▸ **Directions**
A) Which character types does the Cry Wolf sign-up post list?
B) Extend the Cry Wolf sign-up post, picking up after its final sentence.

# Off-Topic Discussion > Entertainment > Forum RP Games > RP Games Archive >  >  Cry Wolf (Sign up here)

## guitarboy

Character types
1. The Shepard (which I will choose to be this.) (Moderator)
2. Sheep (the good guys, there will need to be at least 2 more Sheep characters than the....)
3. Wolves (the bad guys, there needs to be at least two bad guys.)


*NOTE: This set up is when there are 8-9 players. When there are 7 players, only ONE wolf will be in the game, unless told otherwise.



The Shepard will randomly choose the character types of each person. They will then let each of them know what character type they are, privately. Through this discussion thread, you will be able to talk to each other player, ask questions, etc. to determine who you will vote in as a wolf. You will place your votes  in the discussion thread. You may also talk privately to each other via PM's, this is very necessary for the wolves to communicate with each other.

The Sheep, the good guys, will try to find the wolves, and eliminate them out. Once both wolves are out of the game, Sheep Win.
The Wolves, will try to act as Sheep, and try to accuse another Sheep of being a Wolf. If there are two wolves/two sheep left in the game, Wolves win.

Info If You Are Chosen Sheep:
During the Day-Time, You must try to work together to determine who is a wolf, by communicating in the discussion thread, and PM's between people. (Or MSN if you'd like.) During Night-Time the Sheep will sleep, the discussion thread will be closed. Further Info on Night - Time will be discussed below.

Info If you Are Chosen Wolf:
During the Day-Time, you must try to convince Sheep that you are one too, as well as accuse a Sheep of being a wolf. Wolves generally need to be more strategic, as in choosing wisely who you accuse of being a wolf. During Night - Time, Wolves should discuss who they should kill, and BOTH report to The Shepard(Me.) who they are killing via PM. If the wolves send in different names to kill, The Shepard chooses randomly who is killed. The private discussion between the Wolves is vital, so the random choosing does not happen.


During Night-Time
The discussion thread will be closed for communication, and I will announce when it is closed. When the next day arrives, The Shepard resumes the discussion thread, along with stating who has been killed.


At least one person will receive The Shepard's Secret along with their character type. What this is, is vital information to one person, stating the name of another sheep, which means that person is SAFE, and is NOT a wolf. The Shepard will only give out the SAME name of who is safe, if there is more than one person receiving the Secret. It will ALWAYS be the same name.

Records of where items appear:

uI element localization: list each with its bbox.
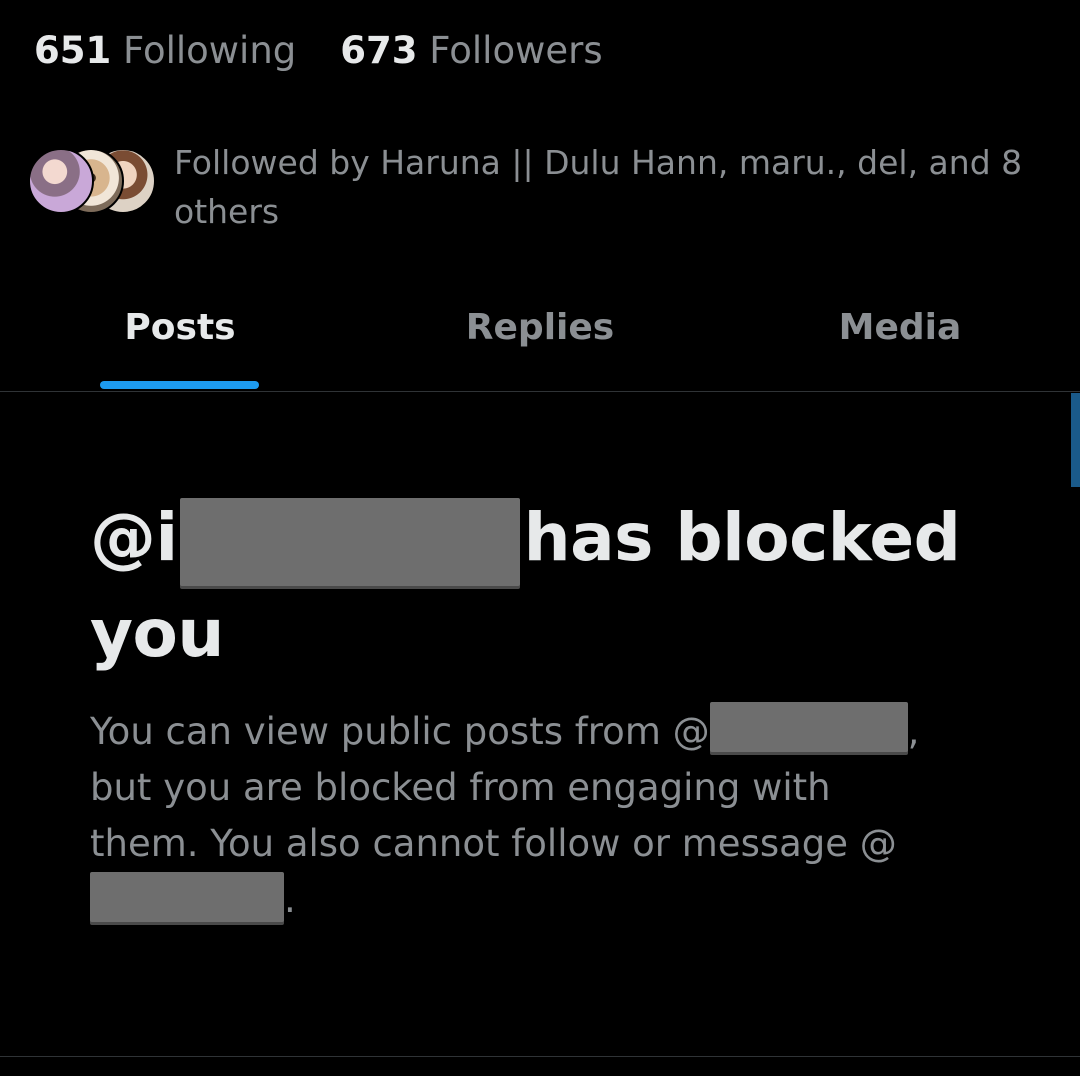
blocked-title-prefix: @i [90, 499, 178, 576]
tab-media[interactable]: Media [810, 300, 990, 356]
blocked-title: @i has blocked you [90, 490, 990, 681]
following-stat[interactable]: 651 Following [34, 28, 296, 74]
avatar [28, 148, 94, 214]
followers-stat[interactable]: 673 Followers [340, 28, 602, 74]
following-label: Following [123, 29, 297, 72]
blocked-desc-part3: . [284, 878, 296, 921]
following-count: 651 [34, 29, 112, 72]
divider [0, 1056, 1080, 1057]
blocked-description: You can view public posts from @, but yo… [90, 702, 950, 928]
followers-label: Followers [429, 29, 603, 72]
redacted-username [90, 872, 284, 922]
blocked-desc-part1: You can view public posts from @ [90, 710, 710, 753]
followed-by-row[interactable]: Followed by Haruna || Dulu Hann, maru., … [28, 138, 1048, 238]
profile-tabs: Posts Replies Media [0, 290, 1080, 392]
followers-count: 673 [340, 29, 418, 72]
tab-posts[interactable]: Posts [100, 300, 260, 356]
active-tab-indicator [100, 381, 259, 389]
tab-replies[interactable]: Replies [440, 300, 640, 356]
redacted-username [709, 702, 908, 752]
redacted-username [179, 497, 520, 586]
scrollbar-thumb[interactable] [1071, 393, 1080, 487]
profile-stats: 651 Following 673 Followers [34, 28, 603, 74]
follower-avatars [28, 148, 160, 218]
followed-by-text: Followed by Haruna || Dulu Hann, maru., … [174, 143, 1023, 231]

▸ **Answers to the problems**
A) The Shepard, Sheep, and Wolves.

B)
This is a game of lying, alliances, strategy, and common sense.

Who's interested?

Sign Up List:
King Carnie
Black_Eagle
Exhalent

----------


## KingCarnie

Ooh, this sounds like fun. I'm in.

----------


## Black_Eagle

I'm in.

----------


## Exhalent

Mafia ftw

----------


## Bearsy

yo

----------


## slayer

This sounds a lot like the manga Doubt...

Except in the manga, they were rabbits instead of sheep.

I'm in.

----------


## Bearsy

Yeah Doubt is based off the game(which has been around since the mid 80s).

Originally called "Mafia"

http://en.wikipedia.org/wiki/Mafia_%28game%29

----------


## [SomeGuy]

I'm in.

----------


## Exhalent

I will join this forum Mafia variant. I haven't played a good game in what seems like years.

----------


## guitarboy

Alright, I'm going to close sign ups tomorrow, and we can start a test game by Saturday.

----------


## [SomeGuy]

Thank you, guitarboy.

----------


## Keresztanya

FFFFFFFFFFFFFFFF missed it

----------


## Jorge

I remember they had a website dedicated to this game, it was great. How would you do it on a forums though?

----------


## Keresztanya

> I remember they had a website dedicated to this game, it was great. How would you do it on a forums though?



http://epicmafia.com
He said how it would work in the rules, you just close the topic at the designated night time and have the mafia PM eachother.

----------


## Zeno

dang i missed sign up

----------


## guitarboy

Demon and Zeno, it's alright, you're in.
Sorry I haven't started yet, my computer is acting up  :Sad:

----------


## Keresztanya

Thank you!

Take your time, I can wait.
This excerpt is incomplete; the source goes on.